Copy the listing below in full and skip every picture.

------------------------------

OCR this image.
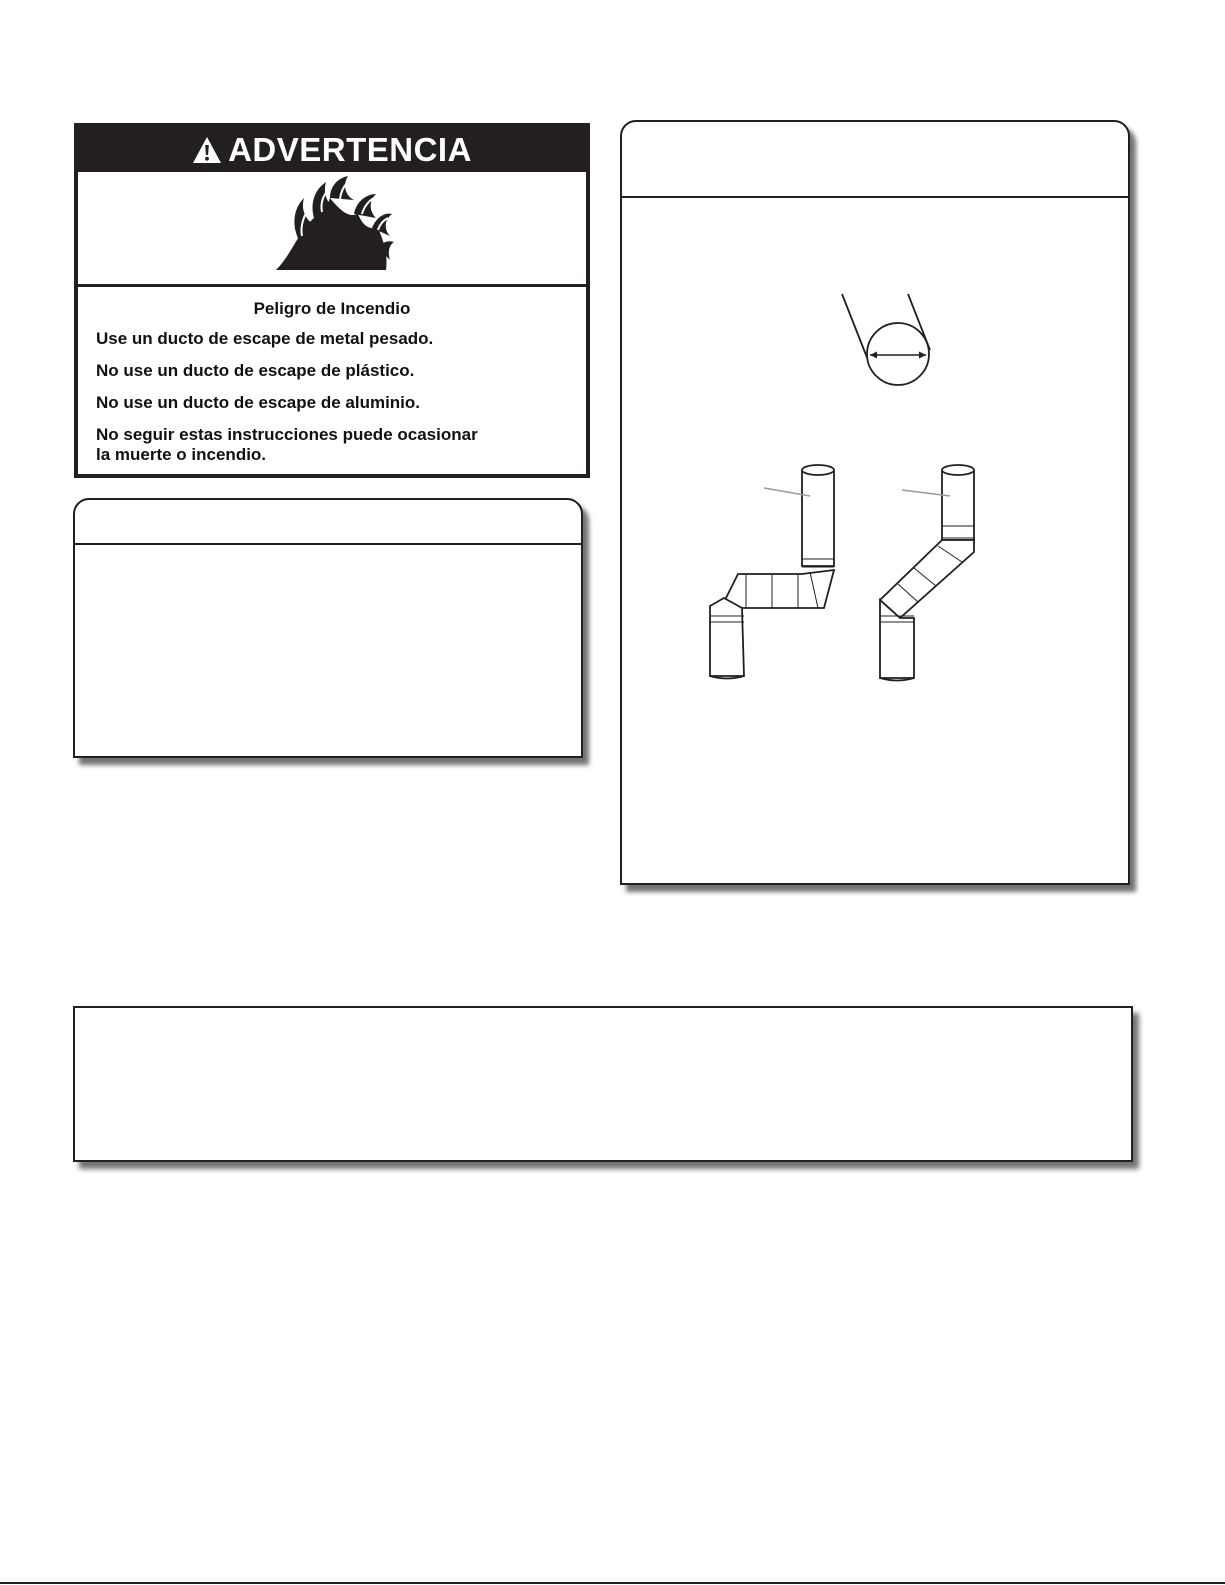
ADVERTENCIA
Peligro de Incendio
Use un ducto de escape de metal pesado.
No use un ducto de escape de plástico.
No use un ducto de escape de aluminio.
No seguir estas instrucciones puede ocasionar
la muerte o incendio.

------------------------------

SOLUTION FOR THIS EXERCISE =>
OCR this image.
ADVERTENCIA
Peligro de Incendio
Use un ducto de escape de metal pesado.
No use un ducto de escape de plástico.
No use un ducto de escape de aluminio.
No seguir estas instrucciones puede ocasionar
la muerte o incendio.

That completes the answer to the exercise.